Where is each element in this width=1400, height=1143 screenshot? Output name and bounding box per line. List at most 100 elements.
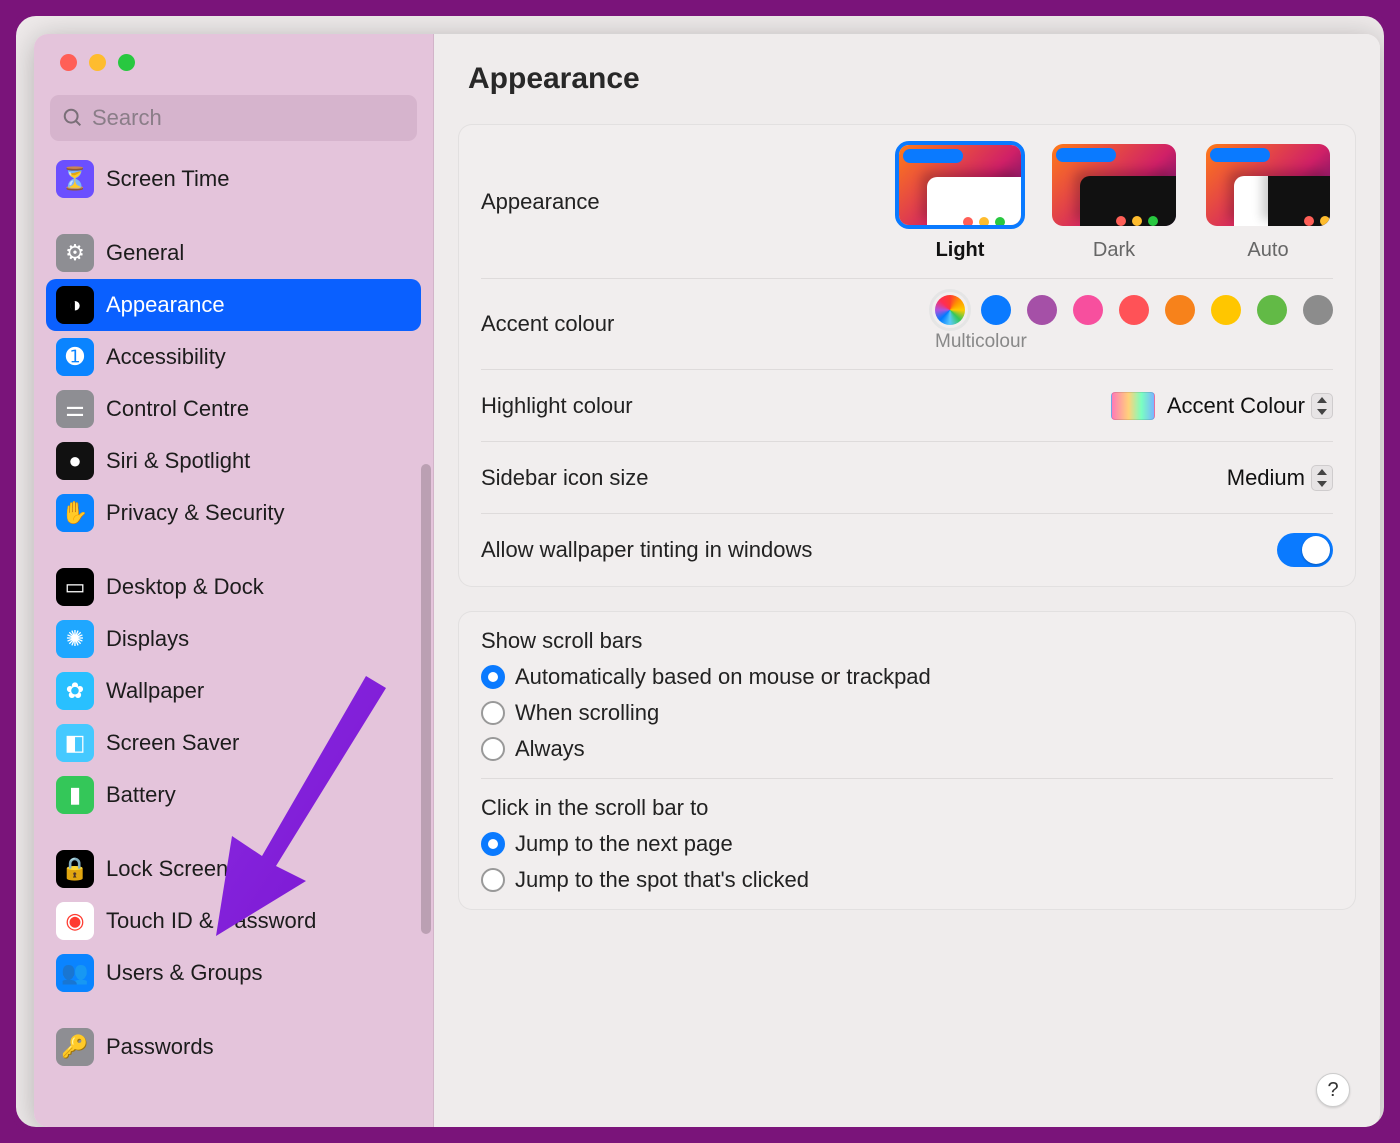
sidebar-item-desktop-dock[interactable]: ▭Desktop & Dock: [46, 561, 421, 613]
sidebar-item-privacy-security[interactable]: ✋ Privacy & Security: [46, 487, 421, 539]
sidebar-item-label: Appearance: [106, 292, 225, 318]
row-label: Accent colour: [481, 311, 935, 337]
radio-icon: [481, 832, 505, 856]
appearance-panel: Appearance Light DarkAuto Accent colour M…: [458, 124, 1356, 587]
thumb-label: Light: [936, 239, 985, 262]
page-title: Appearance: [458, 34, 1356, 124]
sidebar-item-label: Touch ID & Password: [106, 908, 316, 934]
accent-swatch[interactable]: [1165, 295, 1195, 325]
accent-swatch[interactable]: [1257, 295, 1287, 325]
zoom-icon[interactable]: [118, 54, 135, 71]
system-settings-window: ⏳ Screen Time ⚙ General ◑ Appearance ➊Accessib…: [34, 34, 1380, 1127]
sidebar-item-battery[interactable]: ▮Battery: [46, 769, 421, 821]
sidebar-item-siri-spotlight[interactable]: ● Siri & Spotlight: [46, 435, 421, 487]
sidebar-item-icon: ✺: [56, 620, 94, 658]
radio-option[interactable]: Jump to the spot that's clicked: [481, 867, 809, 893]
accent-swatch[interactable]: [1211, 295, 1241, 325]
radio-option[interactable]: When scrolling: [481, 700, 931, 726]
sidebar-item-icon: 👥: [56, 954, 94, 992]
minimize-icon[interactable]: [89, 54, 106, 71]
appearance-mode-row: Appearance Light DarkAuto: [481, 125, 1333, 279]
sidebar-item-label: Users & Groups: [106, 960, 263, 986]
radio-label: When scrolling: [515, 700, 659, 726]
radio-icon: [481, 737, 505, 761]
sidebar-item-icon: ◑: [56, 286, 94, 324]
accent-swatch[interactable]: [1303, 295, 1333, 325]
sidebar-item-label: Lock Screen: [106, 856, 228, 882]
radio-icon: [481, 701, 505, 725]
sidebar-item-accessibility[interactable]: ➊Accessibility: [46, 331, 421, 383]
select-value: Accent Colour: [1167, 393, 1305, 419]
sidebar-item-control-centre[interactable]: ⚌ Control Centre: [46, 383, 421, 435]
search-field[interactable]: [50, 95, 417, 141]
sidebar-item-appearance[interactable]: ◑ Appearance: [46, 279, 421, 331]
radio-label: Jump to the next page: [515, 831, 733, 857]
close-icon[interactable]: [60, 54, 77, 71]
accent-swatch[interactable]: [1073, 295, 1103, 325]
sidebar-item-icon: ✋: [56, 494, 94, 532]
radio-label: Jump to the spot that's clicked: [515, 867, 809, 893]
search-icon: [62, 107, 84, 129]
row-label: Sidebar icon size: [481, 465, 1227, 491]
sidebar-item-label: Siri & Spotlight: [106, 448, 250, 474]
sidebar-scrollbar[interactable]: [421, 464, 431, 934]
accent-swatch[interactable]: [1027, 295, 1057, 325]
show-scroll-bars-group: Show scroll bars Automatically based on …: [481, 612, 1333, 779]
sidebar-list: ⏳ Screen Time ⚙ General ◑ Appearance ➊Accessib…: [34, 149, 433, 1117]
group-title: Click in the scroll bar to: [481, 795, 708, 821]
sidebar-item-icon: ➊: [56, 338, 94, 376]
wallpaper-tinting-row: Allow wallpaper tinting in windows: [481, 514, 1333, 586]
row-label: Appearance: [481, 189, 895, 215]
accent-swatch[interactable]: [935, 295, 965, 325]
sidebar-item-icon: ⏳: [56, 160, 94, 198]
sidebar-item-icon: ⚌: [56, 390, 94, 428]
sidebar-item-icon: ●: [56, 442, 94, 480]
sidebar-item-users-groups[interactable]: 👥 Users & Groups: [46, 947, 421, 999]
radio-option[interactable]: Automatically based on mouse or trackpad: [481, 664, 931, 690]
sidebar-icon-size-select[interactable]: Medium: [1227, 465, 1333, 491]
search-input[interactable]: [92, 105, 405, 131]
radio-option[interactable]: Always: [481, 736, 931, 762]
sidebar-item-icon: ◧: [56, 724, 94, 762]
row-label: Highlight colour: [481, 393, 1111, 419]
group-title: Show scroll bars: [481, 628, 642, 654]
radio-option[interactable]: Jump to the next page: [481, 831, 809, 857]
sidebar-item-label: Screen Saver: [106, 730, 239, 756]
appearance-option-light[interactable]: Light: [895, 141, 1025, 262]
accent-caption: Multicolour: [935, 331, 1027, 353]
sidebar-item-general[interactable]: ⚙ General: [46, 227, 421, 279]
accent-swatch[interactable]: [1119, 295, 1149, 325]
sidebar-item-displays[interactable]: ✺Displays: [46, 613, 421, 665]
sidebar-item-icon: 🔑: [56, 1028, 94, 1066]
scroll-click-group: Click in the scroll bar to Jump to the n…: [481, 779, 1333, 909]
sidebar-item-icon: ▭: [56, 568, 94, 606]
radio-label: Automatically based on mouse or trackpad: [515, 664, 931, 690]
sidebar-item-label: General: [106, 240, 184, 266]
sidebar-item-label: Passwords: [106, 1034, 214, 1060]
sidebar-item-touch-id-password[interactable]: ◉Touch ID & Password: [46, 895, 421, 947]
appearance-option-dark[interactable]: Dark: [1049, 141, 1179, 262]
wallpaper-tinting-toggle[interactable]: [1277, 533, 1333, 567]
sidebar-item-label: Wallpaper: [106, 678, 204, 704]
highlight-swatch: [1111, 392, 1155, 420]
sidebar-item-icon: ✿: [56, 672, 94, 710]
sidebar-icon-size-row: Sidebar icon size Medium: [481, 442, 1333, 514]
sidebar-item-passwords[interactable]: 🔑 Passwords: [46, 1021, 421, 1073]
accent-swatch[interactable]: [981, 295, 1011, 325]
chevron-up-down-icon: [1311, 393, 1333, 419]
accent-colour-row: Accent colour Multicolour: [481, 279, 1333, 370]
sidebar-item-wallpaper[interactable]: ✿ Wallpaper: [46, 665, 421, 717]
sidebar-item-label: Control Centre: [106, 396, 249, 422]
appearance-option-auto[interactable]: Auto: [1203, 141, 1333, 262]
sidebar-item-screen-saver[interactable]: ◧ Screen Saver: [46, 717, 421, 769]
sidebar-item-label: Screen Time: [106, 166, 230, 192]
sidebar-item-lock-screen[interactable]: 🔒 Lock Screen: [46, 843, 421, 895]
radio-icon: [481, 665, 505, 689]
appearance-options: Light DarkAuto: [895, 141, 1333, 262]
help-button[interactable]: ?: [1316, 1073, 1350, 1107]
sidebar-item-icon: 🔒: [56, 850, 94, 888]
sidebar-item-label: Privacy & Security: [106, 500, 285, 526]
highlight-colour-select[interactable]: Accent Colour: [1167, 393, 1333, 419]
sidebar-item-screen-time[interactable]: ⏳ Screen Time: [46, 153, 421, 205]
sidebar-item-icon: ⚙: [56, 234, 94, 272]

-----

> PROBLEM DESCRIPTION
Convert all the lines above into a numbered list, skipping blank lines and leaving out the pictures.

> SOLUTION FOR THIS PROBLEM
1. Where is each element in this width=1400, height=1143 screenshot? Output name and bounding box per line. List at most 100 elements.
2. sidebar-item-desktop-dock[interactable]: ▭Desktop & Dock: [46, 561, 421, 613]
3. sidebar-item-privacy-security[interactable]: ✋ Privacy & Security: [46, 487, 421, 539]
4. sidebar-item-label: Appearance: [106, 292, 225, 318]
5. row-label: Accent colour: [481, 311, 935, 337]
6. radio-icon: [481, 832, 505, 856]
7. appearance-panel: Appearance Light DarkAuto Accent colour M…: [458, 124, 1356, 587]
8. thumb-label: Light: [936, 239, 985, 262]
9. page-title: Appearance: [458, 34, 1356, 124]
10. sidebar-item-label: Touch ID & Password: [106, 908, 316, 934]
11. accent-swatch[interactable]: [1165, 295, 1195, 325]
12. accent-swatch[interactable]: [1257, 295, 1287, 325]
13. zoom-icon[interactable]: [118, 54, 135, 71]
14. system-settings-window: ⏳ Screen Time ⚙ General ◑ Appearance ➊Accessib…: [34, 34, 1380, 1127]
15. sidebar-item-battery[interactable]: ▮Battery: [46, 769, 421, 821]
16. sidebar-item-siri-spotlight[interactable]: ● Siri & Spotlight: [46, 435, 421, 487]
17. sidebar-item-icon: ✺: [56, 620, 94, 658]
18. radio-option[interactable]: Jump to the spot that's clicked: [481, 867, 809, 893]
19. accent-swatch[interactable]: [1211, 295, 1241, 325]
20. radio-option[interactable]: When scrolling: [481, 700, 931, 726]
21. sidebar-item-icon: 👥: [56, 954, 94, 992]
22. minimize-icon[interactable]: [89, 54, 106, 71]
23. appearance-mode-row: Appearance Light DarkAuto: [481, 125, 1333, 279]
24. sidebar-item-label: Users & Groups: [106, 960, 263, 986]
25. radio-label: When scrolling: [515, 700, 659, 726]
26. radio-icon: [481, 737, 505, 761]
27. sidebar-item-icon: ◑: [56, 286, 94, 324]
28. accent-swatch[interactable]: [1303, 295, 1333, 325]
29. sidebar-item-label: Lock Screen: [106, 856, 228, 882]
30. radio-icon: [481, 701, 505, 725]
31. sidebar-item-accessibility[interactable]: ➊Accessibility: [46, 331, 421, 383]
32. select-value: Accent Colour: [1167, 393, 1305, 419]
33. sidebar-item-control-centre[interactable]: ⚌ Control Centre: [46, 383, 421, 435]
34. search-field[interactable]: [50, 95, 417, 141]
35. sidebar-item-appearance[interactable]: ◑ Appearance: [46, 279, 421, 331]
36. radio-label: Jump to the next page: [515, 831, 733, 857]
37. close-icon[interactable]: [60, 54, 77, 71]
38. accent-swatch[interactable]: [1073, 295, 1103, 325]
39. sidebar-item-icon: ✋: [56, 494, 94, 532]
40. radio-label: Jump to the spot that's clicked: [515, 867, 809, 893]
41. search-icon: [62, 107, 84, 129]
42. row-label: Sidebar icon size: [481, 465, 1227, 491]
43. sidebar-item-label: Siri & Spotlight: [106, 448, 250, 474]
44. sidebar-scrollbar[interactable]: [421, 464, 431, 934]
45. accent-swatch[interactable]: [1027, 295, 1057, 325]
46. show-scroll-bars-group: Show scroll bars Automatically based on …: [481, 612, 1333, 779]
47. sidebar-list: ⏳ Screen Time ⚙ General ◑ Appearance ➊Accessib…: [34, 149, 433, 1117]
48. group-title: Click in the scroll bar to: [481, 795, 708, 821]
49. sidebar-item-icon: ➊: [56, 338, 94, 376]
50. wallpaper-tinting-row: Allow wallpaper tinting in windows: [481, 514, 1333, 586]
51. row-label: Appearance: [481, 189, 895, 215]
52. accent-swatch[interactable]: [935, 295, 965, 325]
53. sidebar-item-icon: ⏳: [56, 160, 94, 198]
54. sidebar-item-icon: ⚌: [56, 390, 94, 428]
55. sidebar-item-icon: ●: [56, 442, 94, 480]
56. sidebar-item-users-groups[interactable]: 👥 Users & Groups: [46, 947, 421, 999]
57. radio-option[interactable]: Automatically based on mouse or trackpad: [481, 664, 931, 690]
58. sidebar-icon-size-select[interactable]: Medium: [1227, 465, 1333, 491]
59. search-input[interactable]: [92, 105, 405, 131]
60. radio-option[interactable]: Always: [481, 736, 931, 762]
61. sidebar-item-icon: ◧: [56, 724, 94, 762]
62. row-label: Highlight colour: [481, 393, 1111, 419]
63. group-title: Show scroll bars: [481, 628, 642, 654]
64. radio-option[interactable]: Jump to the next page: [481, 831, 809, 857]
65. sidebar-item-label: Screen Saver: [106, 730, 239, 756]
66. appearance-option-light[interactable]: Light: [895, 141, 1025, 262]
67. accent-caption: Multicolour: [935, 331, 1027, 353]
68. sidebar-item-general[interactable]: ⚙ General: [46, 227, 421, 279]
69. accent-swatch[interactable]: [1119, 295, 1149, 325]
70. sidebar-item-displays[interactable]: ✺Displays: [46, 613, 421, 665]
71. sidebar-item-icon: 🔑: [56, 1028, 94, 1066]
72. scroll-click-group: Click in the scroll bar to Jump to the n…: [481, 779, 1333, 909]
73. sidebar-item-icon: ▭: [56, 568, 94, 606]
74. radio-label: Automatically based on mouse or trackpad: [515, 664, 931, 690]
75. sidebar-item-label: General: [106, 240, 184, 266]
76. sidebar-item-label: Passwords: [106, 1034, 214, 1060]
77. sidebar-item-touch-id-password[interactable]: ◉Touch ID & Password: [46, 895, 421, 947]
78. appearance-option-dark[interactable]: Dark: [1049, 141, 1179, 262]
79. wallpaper-tinting-toggle[interactable]: [1277, 533, 1333, 567]
80. sidebar-item-label: Wallpaper: [106, 678, 204, 704]
81. highlight-swatch: [1111, 392, 1155, 420]
82. sidebar-item-icon: ✿: [56, 672, 94, 710]
83. sidebar-icon-size-row: Sidebar icon size Medium: [481, 442, 1333, 514]
84. sidebar-item-passwords[interactable]: 🔑 Passwords: [46, 1021, 421, 1073]
85. accent-swatch[interactable]: [981, 295, 1011, 325]
86. chevron-up-down-icon: [1311, 393, 1333, 419]
87. accent-colour-row: Accent colour Multicolour: [481, 279, 1333, 370]
88. sidebar-item-wallpaper[interactable]: ✿ Wallpaper: [46, 665, 421, 717]
89. sidebar-item-label: Control Centre: [106, 396, 249, 422]
90. appearance-option-auto[interactable]: Auto: [1203, 141, 1333, 262]
91. sidebar-item-screen-saver[interactable]: ◧ Screen Saver: [46, 717, 421, 769]
92. sidebar-item-label: Screen Time: [106, 166, 230, 192]
93. sidebar-item-lock-screen[interactable]: 🔒 Lock Screen: [46, 843, 421, 895]
94. radio-icon: [481, 665, 505, 689]
95. appearance-options: Light DarkAuto: [895, 141, 1333, 262]
96. help-button[interactable]: ?: [1316, 1073, 1350, 1107]
97. sidebar-item-icon: 🔒: [56, 850, 94, 888]
98. sidebar-item-label: Privacy & Security: [106, 500, 285, 526]
99. highlight-colour-select[interactable]: Accent Colour: [1167, 393, 1333, 419]
100. sidebar-item-screen-time[interactable]: ⏳ Screen Time: [46, 153, 421, 205]
101. sidebar-item-icon: ⚙: [56, 234, 94, 272]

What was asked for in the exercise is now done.